### Given exercise
Each entry below is to be printed verbatim.

### Stored records
===

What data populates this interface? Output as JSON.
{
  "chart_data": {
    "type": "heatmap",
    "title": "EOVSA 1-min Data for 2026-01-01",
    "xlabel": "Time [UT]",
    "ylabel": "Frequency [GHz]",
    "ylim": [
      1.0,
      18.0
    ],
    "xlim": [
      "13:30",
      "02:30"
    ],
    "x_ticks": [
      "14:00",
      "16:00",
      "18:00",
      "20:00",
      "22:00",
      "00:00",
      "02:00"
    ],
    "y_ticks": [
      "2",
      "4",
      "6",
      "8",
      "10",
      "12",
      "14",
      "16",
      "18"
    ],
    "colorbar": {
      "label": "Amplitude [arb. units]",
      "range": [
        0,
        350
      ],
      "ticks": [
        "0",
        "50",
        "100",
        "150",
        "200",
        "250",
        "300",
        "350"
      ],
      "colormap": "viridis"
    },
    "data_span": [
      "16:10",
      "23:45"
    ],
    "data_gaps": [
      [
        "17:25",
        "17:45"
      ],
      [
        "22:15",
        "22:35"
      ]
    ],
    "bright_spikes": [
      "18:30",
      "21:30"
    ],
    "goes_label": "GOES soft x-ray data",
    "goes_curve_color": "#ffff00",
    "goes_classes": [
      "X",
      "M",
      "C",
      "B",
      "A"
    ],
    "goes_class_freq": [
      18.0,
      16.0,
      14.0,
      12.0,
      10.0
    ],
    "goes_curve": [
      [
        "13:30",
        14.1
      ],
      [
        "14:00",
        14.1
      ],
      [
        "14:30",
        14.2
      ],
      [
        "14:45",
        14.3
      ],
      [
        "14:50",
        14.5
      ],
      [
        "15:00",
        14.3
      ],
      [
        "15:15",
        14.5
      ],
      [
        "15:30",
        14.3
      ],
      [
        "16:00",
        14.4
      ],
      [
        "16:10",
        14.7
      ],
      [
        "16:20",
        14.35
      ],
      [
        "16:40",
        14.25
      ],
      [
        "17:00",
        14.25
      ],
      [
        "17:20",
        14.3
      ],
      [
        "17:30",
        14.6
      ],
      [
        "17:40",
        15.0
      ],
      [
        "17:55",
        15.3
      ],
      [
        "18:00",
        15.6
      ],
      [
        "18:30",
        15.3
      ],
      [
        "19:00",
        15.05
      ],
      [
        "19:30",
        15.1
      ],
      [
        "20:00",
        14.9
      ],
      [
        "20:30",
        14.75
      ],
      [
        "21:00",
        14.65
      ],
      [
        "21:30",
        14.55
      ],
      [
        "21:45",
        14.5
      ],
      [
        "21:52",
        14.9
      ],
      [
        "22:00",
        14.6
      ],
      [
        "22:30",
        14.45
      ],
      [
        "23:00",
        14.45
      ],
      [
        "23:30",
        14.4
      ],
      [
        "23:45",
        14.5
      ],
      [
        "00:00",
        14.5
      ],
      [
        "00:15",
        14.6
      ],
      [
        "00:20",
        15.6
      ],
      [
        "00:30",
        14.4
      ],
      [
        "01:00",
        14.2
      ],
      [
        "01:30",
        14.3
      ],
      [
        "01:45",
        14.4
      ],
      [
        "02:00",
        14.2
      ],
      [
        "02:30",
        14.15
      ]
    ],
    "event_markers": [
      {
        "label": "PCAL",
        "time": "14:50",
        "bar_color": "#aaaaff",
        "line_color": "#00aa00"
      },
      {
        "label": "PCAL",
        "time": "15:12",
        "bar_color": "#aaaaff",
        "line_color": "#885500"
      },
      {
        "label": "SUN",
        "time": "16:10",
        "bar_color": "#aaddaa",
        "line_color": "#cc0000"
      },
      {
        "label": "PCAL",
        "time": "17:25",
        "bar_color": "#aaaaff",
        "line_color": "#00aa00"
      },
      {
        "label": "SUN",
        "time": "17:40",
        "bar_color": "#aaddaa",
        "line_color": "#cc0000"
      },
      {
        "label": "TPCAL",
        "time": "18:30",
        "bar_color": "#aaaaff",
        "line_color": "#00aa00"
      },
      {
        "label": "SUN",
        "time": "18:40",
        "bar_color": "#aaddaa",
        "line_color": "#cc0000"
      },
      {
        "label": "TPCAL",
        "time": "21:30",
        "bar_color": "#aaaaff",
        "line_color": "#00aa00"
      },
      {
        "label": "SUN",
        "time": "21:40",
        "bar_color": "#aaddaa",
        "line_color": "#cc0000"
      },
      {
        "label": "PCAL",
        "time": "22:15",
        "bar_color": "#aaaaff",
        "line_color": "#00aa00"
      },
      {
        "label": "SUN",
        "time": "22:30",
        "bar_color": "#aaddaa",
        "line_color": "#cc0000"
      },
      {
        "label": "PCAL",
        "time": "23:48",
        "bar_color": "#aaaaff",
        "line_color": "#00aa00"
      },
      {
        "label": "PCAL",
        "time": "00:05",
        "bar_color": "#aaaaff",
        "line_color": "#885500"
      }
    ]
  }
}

===

### Result
What data populates this interface? Output as JSON.
{
  "chart_data": {
    "type": "heatmap",
    "title": "EOVSA 1-min Data for 2026-01-01",
    "xlabel": "Time [UT]",
    "ylabel": "Frequency [GHz]",
    "ylim": [
      1.0,
      18.0
    ],
    "xlim": [
      "13:30",
      "02:30"
    ],
    "x_ticks": [
      "14:00",
      "16:00",
      "18:00",
      "20:00",
      "22:00",
      "00:00",
      "02:00"
    ],
    "y_ticks": [
      "2",
      "4",
      "6",
      "8",
      "10",
      "12",
      "14",
      "16",
      "18"
    ],
    "colorbar": {
      "label": "Amplitude [arb. units]",
      "range": [
        0,
        350
      ],
      "ticks": [
        "0",
        "50",
        "100",
        "150",
        "200",
        "250",
        "300",
        "350"
      ],
      "colormap": "viridis"
    },
    "data_span": [
      "16:10",
      "23:45"
    ],
    "data_gaps": [
      [
        "17:25",
        "17:45"
      ],
      [
        "22:15",
        "22:35"
      ]
    ],
    "bright_spikes": [
      "18:30",
      "21:30"
    ],
    "goes_label": "GOES soft x-ray data",
    "goes_curve_color": "#ffff00",
    "goes_classes": [
      "X",
      "M",
      "C",
      "B",
      "A"
    ],
    "goes_class_freq": [
      18.0,
      16.0,
      14.0,
      12.0,
      10.0
    ],
    "goes_curve": [
      [
        "13:30",
        14.1
      ],
      [
        "14:00",
        14.1
      ],
      [
        "14:30",
        14.2
      ],
      [
        "14:45",
        14.3
      ],
      [
        "14:50",
        14.5
      ],
      [
        "15:00",
        14.3
      ],
      [
        "15:15",
        14.5
      ],
      [
        "15:30",
        14.3
      ],
      [
        "16:00",
        14.4
      ],
      [
        "16:10",
        14.7
      ],
      [
        "16:20",
        14.35
      ],
      [
        "16:40",
        14.25
      ],
      [
        "17:00",
        14.25
      ],
      [
        "17:20",
        14.3
      ],
      [
        "17:30",
        14.6
      ],
      [
        "17:40",
        15.0
      ],
      [
        "17:55",
        15.3
      ],
      [
        "18:00",
        15.6
      ],
      [
        "18:30",
        15.3
      ],
      [
        "19:00",
        15.05
      ],
      [
        "19:30",
        15.1
      ],
      [
        "20:00",
        14.9
      ],
      [
        "20:30",
        14.75
      ],
      [
        "21:00",
        14.65
      ],
      [
        "21:30",
        14.55
      ],
      [
        "21:45",
        14.5
      ],
      [
        "21:52",
        14.9
      ],
      [
        "22:00",
        14.6
      ],
      [
        "22:30",
        14.45
      ],
      [
        "23:00",
        14.45
      ],
      [
        "23:30",
        14.4
      ],
      [
        "23:45",
        14.5
      ],
      [
        "00:00",
        14.5
      ],
      [
        "00:15",
        14.6
      ],
      [
        "00:20",
        15.6
      ],
      [
        "00:30",
        14.4
      ],
      [
        "01:00",
        14.2
      ],
      [
        "01:30",
        14.3
      ],
      [
        "01:45",
        14.4
      ],
      [
        "02:00",
        14.2
      ],
      [
        "02:30",
        14.15
      ]
    ],
    "event_markers": [
      {
        "label": "PCAL",
        "time": "14:50",
        "bar_color": "#aaaaff",
        "line_color": "#00aa00"
      },
      {
        "label": "PCAL",
        "time": "15:12",
        "bar_color": "#aaaaff",
        "line_color": "#885500"
      },
      {
        "label": "SUN",
        "time": "16:10",
        "bar_color": "#aaddaa",
        "line_color": "#cc0000"
      },
      {
        "label": "PCAL",
        "time": "17:25",
        "bar_color": "#aaaaff",
        "line_color": "#00aa00"
      },
      {
        "label": "SUN",
        "time": "17:40",
        "bar_color": "#aaddaa",
        "line_color": "#cc0000"
      },
      {
        "label": "TPCAL",
        "time": "18:30",
        "bar_color": "#aaaaff",
        "line_color": "#00aa00"
      },
      {
        "label": "SUN",
        "time": "18:40",
        "bar_color": "#aaddaa",
        "line_color": "#cc0000"
      },
      {
        "label": "TPCAL",
        "time": "21:30",
        "bar_color": "#aaaaff",
        "line_color": "#00aa00"
      },
      {
        "label": "SUN",
        "time": "21:40",
        "bar_color": "#aaddaa",
        "line_color": "#cc0000"
      },
      {
        "label": "PCAL",
        "time": "22:15",
        "bar_color": "#aaaaff",
        "line_color": "#00aa00"
      },
      {
        "label": "SUN",
        "time": "22:30",
        "bar_color": "#aaddaa",
        "line_color": "#cc0000"
      },
      {
        "label": "PCAL",
        "time": "23:48",
        "bar_color": "#aaaaff",
        "line_color": "#00aa00"
      },
      {
        "label": "PCAL",
        "time": "00:05",
        "bar_color": "#aaaaff",
        "line_color": "#885500"
      }
    ]
  }
}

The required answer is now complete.